# Available data
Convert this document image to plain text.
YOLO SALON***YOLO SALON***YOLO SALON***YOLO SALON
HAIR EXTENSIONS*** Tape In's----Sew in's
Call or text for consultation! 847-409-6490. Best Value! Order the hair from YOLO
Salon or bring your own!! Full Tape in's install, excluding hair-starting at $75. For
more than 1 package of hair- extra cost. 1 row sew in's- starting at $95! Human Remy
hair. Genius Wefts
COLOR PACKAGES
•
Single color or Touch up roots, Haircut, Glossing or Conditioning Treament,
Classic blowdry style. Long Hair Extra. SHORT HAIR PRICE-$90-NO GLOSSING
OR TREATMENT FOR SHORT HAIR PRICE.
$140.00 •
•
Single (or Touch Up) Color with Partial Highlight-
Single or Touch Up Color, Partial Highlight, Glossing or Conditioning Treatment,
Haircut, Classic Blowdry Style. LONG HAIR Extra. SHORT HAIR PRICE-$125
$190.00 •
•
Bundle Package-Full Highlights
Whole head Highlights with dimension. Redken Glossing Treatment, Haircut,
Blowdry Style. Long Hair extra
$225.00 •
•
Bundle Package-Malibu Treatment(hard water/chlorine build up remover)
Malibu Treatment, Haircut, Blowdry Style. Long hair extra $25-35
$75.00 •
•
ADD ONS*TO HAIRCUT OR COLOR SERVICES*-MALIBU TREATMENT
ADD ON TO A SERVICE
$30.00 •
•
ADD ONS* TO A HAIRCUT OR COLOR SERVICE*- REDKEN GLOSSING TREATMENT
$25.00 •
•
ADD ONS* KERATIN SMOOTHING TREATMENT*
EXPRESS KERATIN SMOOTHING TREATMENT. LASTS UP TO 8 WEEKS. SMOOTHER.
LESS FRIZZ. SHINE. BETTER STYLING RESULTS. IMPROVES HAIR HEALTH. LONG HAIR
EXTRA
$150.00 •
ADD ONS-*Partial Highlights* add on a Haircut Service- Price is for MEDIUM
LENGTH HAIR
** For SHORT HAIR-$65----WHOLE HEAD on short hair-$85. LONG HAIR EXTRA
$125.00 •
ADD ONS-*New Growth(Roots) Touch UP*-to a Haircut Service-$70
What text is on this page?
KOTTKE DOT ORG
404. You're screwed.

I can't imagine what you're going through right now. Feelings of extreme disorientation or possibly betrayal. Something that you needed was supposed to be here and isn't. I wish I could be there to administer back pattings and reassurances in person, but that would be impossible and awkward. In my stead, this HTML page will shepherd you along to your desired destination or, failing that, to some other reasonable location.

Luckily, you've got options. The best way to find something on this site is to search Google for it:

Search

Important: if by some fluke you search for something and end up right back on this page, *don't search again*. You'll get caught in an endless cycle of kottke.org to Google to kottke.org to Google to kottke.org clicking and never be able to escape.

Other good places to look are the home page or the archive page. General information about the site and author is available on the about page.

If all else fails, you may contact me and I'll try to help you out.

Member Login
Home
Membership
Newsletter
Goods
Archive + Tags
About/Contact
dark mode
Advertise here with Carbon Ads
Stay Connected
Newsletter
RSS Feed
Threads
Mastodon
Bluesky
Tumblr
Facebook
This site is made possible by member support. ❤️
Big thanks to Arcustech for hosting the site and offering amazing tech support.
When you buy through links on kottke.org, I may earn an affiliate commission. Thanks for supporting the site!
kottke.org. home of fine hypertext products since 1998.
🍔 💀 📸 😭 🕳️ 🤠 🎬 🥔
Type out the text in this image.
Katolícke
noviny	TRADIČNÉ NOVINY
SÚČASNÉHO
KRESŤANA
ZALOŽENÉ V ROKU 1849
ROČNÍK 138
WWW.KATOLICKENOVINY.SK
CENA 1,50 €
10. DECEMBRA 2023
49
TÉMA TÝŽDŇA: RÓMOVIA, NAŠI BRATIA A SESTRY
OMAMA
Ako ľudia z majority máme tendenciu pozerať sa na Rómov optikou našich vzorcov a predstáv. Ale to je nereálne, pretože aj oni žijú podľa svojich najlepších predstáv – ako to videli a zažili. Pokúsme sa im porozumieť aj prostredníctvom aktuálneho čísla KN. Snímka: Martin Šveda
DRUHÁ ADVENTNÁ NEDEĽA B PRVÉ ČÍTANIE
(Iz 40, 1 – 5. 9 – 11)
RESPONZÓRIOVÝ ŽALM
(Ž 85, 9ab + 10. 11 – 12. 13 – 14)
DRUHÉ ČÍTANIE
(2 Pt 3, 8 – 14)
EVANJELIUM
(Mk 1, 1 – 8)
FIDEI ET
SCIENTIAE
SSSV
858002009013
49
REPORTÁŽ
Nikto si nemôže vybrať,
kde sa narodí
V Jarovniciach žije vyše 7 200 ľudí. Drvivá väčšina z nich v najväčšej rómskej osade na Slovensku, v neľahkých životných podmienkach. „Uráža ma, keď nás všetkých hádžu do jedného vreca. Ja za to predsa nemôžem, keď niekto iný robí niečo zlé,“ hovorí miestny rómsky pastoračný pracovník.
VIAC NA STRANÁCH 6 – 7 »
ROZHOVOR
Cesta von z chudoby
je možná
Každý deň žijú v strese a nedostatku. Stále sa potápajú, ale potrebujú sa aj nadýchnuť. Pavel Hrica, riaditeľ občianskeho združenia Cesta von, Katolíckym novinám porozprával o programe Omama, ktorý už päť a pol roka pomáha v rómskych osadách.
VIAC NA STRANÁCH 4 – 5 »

# What is being asked
Copy all the lines, exactly.

# Correct response
Convert this document image to plain text.
YOLO SALON***YOLO SALON***YOLO SALON***YOLO SALON
HAIR EXTENSIONS*** Tape In's----Sew in's
Call or text for consultation! 847-409-6490. Best Value! Order the hair from YOLO
Salon or bring your own!! Full Tape in's install, excluding hair-starting at $75. For
more than 1 package of hair- extra cost. 1 row sew in's- starting at $95! Human Remy
hair. Genius Wefts
COLOR PACKAGES
•
Single color or Touch up roots, Haircut, Glossing or Conditioning Treament,
Classic blowdry style. Long Hair Extra. SHORT HAIR PRICE-$90-NO GLOSSING
OR TREATMENT FOR SHORT HAIR PRICE.
$140.00 •
•
Single (or Touch Up) Color with Partial Highlight-
Single or Touch Up Color, Partial Highlight, Glossing or Conditioning Treatment,
Haircut, Classic Blowdry Style. LONG HAIR Extra. SHORT HAIR PRICE-$125
$190.00 •
•
Bundle Package-Full Highlights
Whole head Highlights with dimension. Redken Glossing Treatment, Haircut,
Blowdry Style. Long Hair extra
$225.00 •
•
Bundle Package-Malibu Treatment(hard water/chlorine build up remover)
Malibu Treatment, Haircut, Blowdry Style. Long hair extra $25-35
$75.00 •
•
ADD ONS*TO HAIRCUT OR COLOR SERVICES*-MALIBU TREATMENT
ADD ON TO A SERVICE
$30.00 •
•
ADD ONS* TO A HAIRCUT OR COLOR SERVICE*- REDKEN GLOSSING TREATMENT
$25.00 •
•
ADD ONS* KERATIN SMOOTHING TREATMENT*
EXPRESS KERATIN SMOOTHING TREATMENT. LASTS UP TO 8 WEEKS. SMOOTHER.
LESS FRIZZ. SHINE. BETTER STYLING RESULTS. IMPROVES HAIR HEALTH. LONG HAIR
EXTRA
$150.00 •
ADD ONS-*Partial Highlights* add on a Haircut Service- Price is for MEDIUM
LENGTH HAIR
** For SHORT HAIR-$65----WHOLE HEAD on short hair-$85. LONG HAIR EXTRA
$125.00 •
ADD ONS-*New Growth(Roots) Touch UP*-to a Haircut Service-$70
What text is on this page?
KOTTKE DOT ORG
404. You're screwed.

I can't imagine what you're going through right now. Feelings of extreme disorientation or possibly betrayal. Something that you needed was supposed to be here and isn't. I wish I could be there to administer back pattings and reassurances in person, but that would be impossible and awkward. In my stead, this HTML page will shepherd you along to your desired destination or, failing that, to some other reasonable location.

Luckily, you've got options. The best way to find something on this site is to search Google for it:

Search

Important: if by some fluke you search for something and end up right back on this page, *don't search again*. You'll get caught in an endless cycle of kottke.org to Google to kottke.org to Google to kottke.org clicking and never be able to escape.

Other good places to look are the home page or the archive page. General information about the site and author is available on the about page.

If all else fails, you may contact me and I'll try to help you out.

Member Login
Home
Membership
Newsletter
Goods
Archive + Tags
About/Contact
dark mode
Advertise here with Carbon Ads
Stay Connected
Newsletter
RSS Feed
Threads
Mastodon
Bluesky
Tumblr
Facebook
This site is made possible by member support. ❤️
Big thanks to Arcustech for hosting the site and offering amazing tech support.
When you buy through links on kottke.org, I may earn an affiliate commission. Thanks for supporting the site!
kottke.org. home of fine hypertext products since 1998.
🍔 💀 📸 😭 🕳️ 🤠 🎬 🥔
Type out the text in this image.
Katolícke
noviny	TRADIČNÉ NOVINY
SÚČASNÉHO
KRESŤANA
ZALOŽENÉ V ROKU 1849
ROČNÍK 138
WWW.KATOLICKENOVINY.SK
CENA 1,50 €
10. DECEMBRA 2023
49
TÉMA TÝŽDŇA: RÓMOVIA, NAŠI BRATIA A SESTRY
OMAMA
Ako ľudia z majority máme tendenciu pozerať sa na Rómov optikou našich vzorcov a predstáv. Ale to je nereálne, pretože aj oni žijú podľa svojich najlepších predstáv – ako to videli a zažili. Pokúsme sa im porozumieť aj prostredníctvom aktuálneho čísla KN. Snímka: Martin Šveda
DRUHÁ ADVENTNÁ NEDEĽA B PRVÉ ČÍTANIE
(Iz 40, 1 – 5. 9 – 11)
RESPONZÓRIOVÝ ŽALM
(Ž 85, 9ab + 10. 11 – 12. 13 – 14)
DRUHÉ ČÍTANIE
(2 Pt 3, 8 – 14)
EVANJELIUM
(Mk 1, 1 – 8)
FIDEI ET
SCIENTIAE
SSSV
858002009013
49
REPORTÁŽ
Nikto si nemôže vybrať,
kde sa narodí
V Jarovniciach žije vyše 7 200 ľudí. Drvivá väčšina z nich v najväčšej rómskej osade na Slovensku, v neľahkých životných podmienkach. „Uráža ma, keď nás všetkých hádžu do jedného vreca. Ja za to predsa nemôžem, keď niekto iný robí niečo zlé,“ hovorí miestny rómsky pastoračný pracovník.
VIAC NA STRANÁCH 6 – 7 »
ROZHOVOR
Cesta von z chudoby
je možná
Každý deň žijú v strese a nedostatku. Stále sa potápajú, ale potrebujú sa aj nadýchnuť. Pavel Hrica, riaditeľ občianskeho združenia Cesta von, Katolíckym novinám porozprával o programe Omama, ktorý už päť a pol roka pomáha v rómskych osadách.
VIAC NA STRANÁCH 4 – 5 »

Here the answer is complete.